[Figure data in JSON]
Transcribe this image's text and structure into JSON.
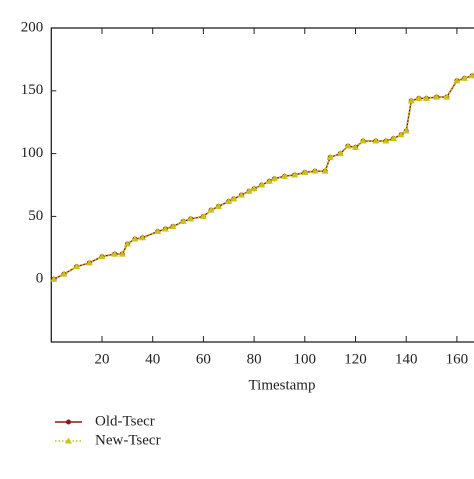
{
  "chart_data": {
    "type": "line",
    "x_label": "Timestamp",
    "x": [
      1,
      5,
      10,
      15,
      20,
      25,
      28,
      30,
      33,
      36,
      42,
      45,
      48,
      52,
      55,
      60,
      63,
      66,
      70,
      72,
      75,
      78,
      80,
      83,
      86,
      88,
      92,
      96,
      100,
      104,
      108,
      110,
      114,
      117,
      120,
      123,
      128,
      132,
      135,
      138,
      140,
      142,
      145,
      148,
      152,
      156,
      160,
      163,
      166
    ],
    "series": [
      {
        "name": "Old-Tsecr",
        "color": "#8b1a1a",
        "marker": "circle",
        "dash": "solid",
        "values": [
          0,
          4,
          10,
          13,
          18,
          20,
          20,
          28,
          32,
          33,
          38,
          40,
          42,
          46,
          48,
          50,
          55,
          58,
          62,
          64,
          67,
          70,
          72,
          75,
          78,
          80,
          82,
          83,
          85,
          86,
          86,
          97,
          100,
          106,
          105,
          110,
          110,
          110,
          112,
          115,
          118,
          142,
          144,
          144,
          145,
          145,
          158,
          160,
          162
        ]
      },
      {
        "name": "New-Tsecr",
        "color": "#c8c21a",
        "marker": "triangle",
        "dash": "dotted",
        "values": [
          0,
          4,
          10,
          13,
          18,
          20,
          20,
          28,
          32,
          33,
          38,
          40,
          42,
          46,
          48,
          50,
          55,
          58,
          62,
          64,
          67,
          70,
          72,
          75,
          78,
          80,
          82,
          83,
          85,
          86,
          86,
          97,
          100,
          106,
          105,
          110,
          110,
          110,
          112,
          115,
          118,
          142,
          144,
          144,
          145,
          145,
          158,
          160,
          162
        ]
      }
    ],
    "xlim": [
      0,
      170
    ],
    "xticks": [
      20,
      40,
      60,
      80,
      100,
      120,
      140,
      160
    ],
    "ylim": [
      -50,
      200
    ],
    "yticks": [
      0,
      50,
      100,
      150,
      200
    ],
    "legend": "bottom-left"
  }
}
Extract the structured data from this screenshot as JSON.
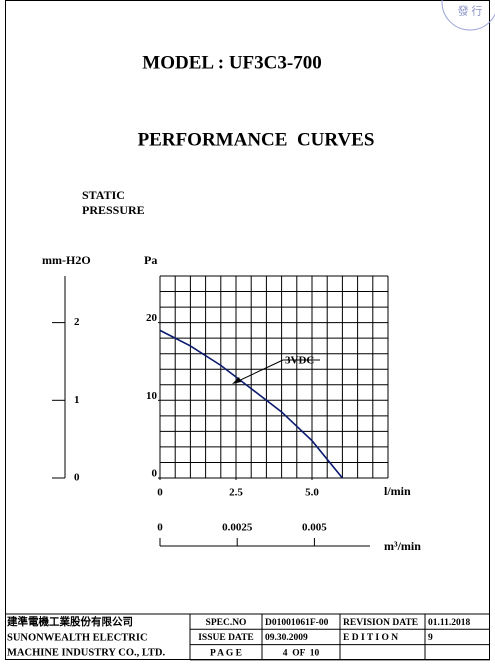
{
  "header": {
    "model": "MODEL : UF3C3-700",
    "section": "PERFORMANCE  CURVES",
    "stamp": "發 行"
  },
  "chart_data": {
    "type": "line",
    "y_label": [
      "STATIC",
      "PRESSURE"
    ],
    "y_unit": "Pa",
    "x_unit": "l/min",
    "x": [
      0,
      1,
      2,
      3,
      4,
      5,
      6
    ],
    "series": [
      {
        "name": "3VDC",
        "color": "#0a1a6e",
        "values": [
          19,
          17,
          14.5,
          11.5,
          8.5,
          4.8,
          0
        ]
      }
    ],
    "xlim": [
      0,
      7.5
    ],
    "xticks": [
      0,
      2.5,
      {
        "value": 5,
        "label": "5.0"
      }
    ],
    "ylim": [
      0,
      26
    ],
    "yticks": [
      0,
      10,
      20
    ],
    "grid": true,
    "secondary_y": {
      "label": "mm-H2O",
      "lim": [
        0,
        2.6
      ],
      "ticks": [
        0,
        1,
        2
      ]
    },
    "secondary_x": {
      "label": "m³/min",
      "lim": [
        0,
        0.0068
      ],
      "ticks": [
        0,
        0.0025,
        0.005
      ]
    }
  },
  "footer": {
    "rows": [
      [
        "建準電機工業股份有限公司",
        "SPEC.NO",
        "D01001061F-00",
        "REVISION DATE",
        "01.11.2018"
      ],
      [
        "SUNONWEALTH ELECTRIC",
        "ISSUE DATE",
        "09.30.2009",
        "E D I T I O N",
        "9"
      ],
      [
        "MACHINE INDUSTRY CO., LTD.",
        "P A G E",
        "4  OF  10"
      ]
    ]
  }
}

(GOAL): In your copy of the records, include no pictures; repeat everything else exactly.

(OUTPUT FOR THIS EXERCISE):
Transcribe this image's text and structure into JSON.
{
  "chart_data": {
    "type": "line",
    "x_label": "Timestamp",
    "x": [
      1,
      5,
      10,
      15,
      20,
      25,
      28,
      30,
      33,
      36,
      42,
      45,
      48,
      52,
      55,
      60,
      63,
      66,
      70,
      72,
      75,
      78,
      80,
      83,
      86,
      88,
      92,
      96,
      100,
      104,
      108,
      110,
      114,
      117,
      120,
      123,
      128,
      132,
      135,
      138,
      140,
      142,
      145,
      148,
      152,
      156,
      160,
      163,
      166
    ],
    "series": [
      {
        "name": "Old-Tsecr",
        "color": "#8b1a1a",
        "marker": "circle",
        "dash": "solid",
        "values": [
          0,
          4,
          10,
          13,
          18,
          20,
          20,
          28,
          32,
          33,
          38,
          40,
          42,
          46,
          48,
          50,
          55,
          58,
          62,
          64,
          67,
          70,
          72,
          75,
          78,
          80,
          82,
          83,
          85,
          86,
          86,
          97,
          100,
          106,
          105,
          110,
          110,
          110,
          112,
          115,
          118,
          142,
          144,
          144,
          145,
          145,
          158,
          160,
          162
        ]
      },
      {
        "name": "New-Tsecr",
        "color": "#c8c21a",
        "marker": "triangle",
        "dash": "dotted",
        "values": [
          0,
          4,
          10,
          13,
          18,
          20,
          20,
          28,
          32,
          33,
          38,
          40,
          42,
          46,
          48,
          50,
          55,
          58,
          62,
          64,
          67,
          70,
          72,
          75,
          78,
          80,
          82,
          83,
          85,
          86,
          86,
          97,
          100,
          106,
          105,
          110,
          110,
          110,
          112,
          115,
          118,
          142,
          144,
          144,
          145,
          145,
          158,
          160,
          162
        ]
      }
    ],
    "xlim": [
      0,
      170
    ],
    "xticks": [
      20,
      40,
      60,
      80,
      100,
      120,
      140,
      160
    ],
    "ylim": [
      -50,
      200
    ],
    "yticks": [
      0,
      50,
      100,
      150,
      200
    ],
    "legend": "bottom-left"
  }
}
Extract the structured data from this screenshot as JSON.
{
  "header": {
    "model": "MODEL : UF3C3-700",
    "section": "PERFORMANCE  CURVES",
    "stamp": "發 行"
  },
  "chart_data": {
    "type": "line",
    "y_label": [
      "STATIC",
      "PRESSURE"
    ],
    "y_unit": "Pa",
    "x_unit": "l/min",
    "x": [
      0,
      1,
      2,
      3,
      4,
      5,
      6
    ],
    "series": [
      {
        "name": "3VDC",
        "color": "#0a1a6e",
        "values": [
          19,
          17,
          14.5,
          11.5,
          8.5,
          4.8,
          0
        ]
      }
    ],
    "xlim": [
      0,
      7.5
    ],
    "xticks": [
      0,
      2.5,
      {
        "value": 5,
        "label": "5.0"
      }
    ],
    "ylim": [
      0,
      26
    ],
    "yticks": [
      0,
      10,
      20
    ],
    "grid": true,
    "secondary_y": {
      "label": "mm-H2O",
      "lim": [
        0,
        2.6
      ],
      "ticks": [
        0,
        1,
        2
      ]
    },
    "secondary_x": {
      "label": "m³/min",
      "lim": [
        0,
        0.0068
      ],
      "ticks": [
        0,
        0.0025,
        0.005
      ]
    }
  },
  "footer": {
    "rows": [
      [
        "建準電機工業股份有限公司",
        "SPEC.NO",
        "D01001061F-00",
        "REVISION DATE",
        "01.11.2018"
      ],
      [
        "SUNONWEALTH ELECTRIC",
        "ISSUE DATE",
        "09.30.2009",
        "E D I T I O N",
        "9"
      ],
      [
        "MACHINE INDUSTRY CO., LTD.",
        "P A G E",
        "4  OF  10"
      ]
    ]
  }
}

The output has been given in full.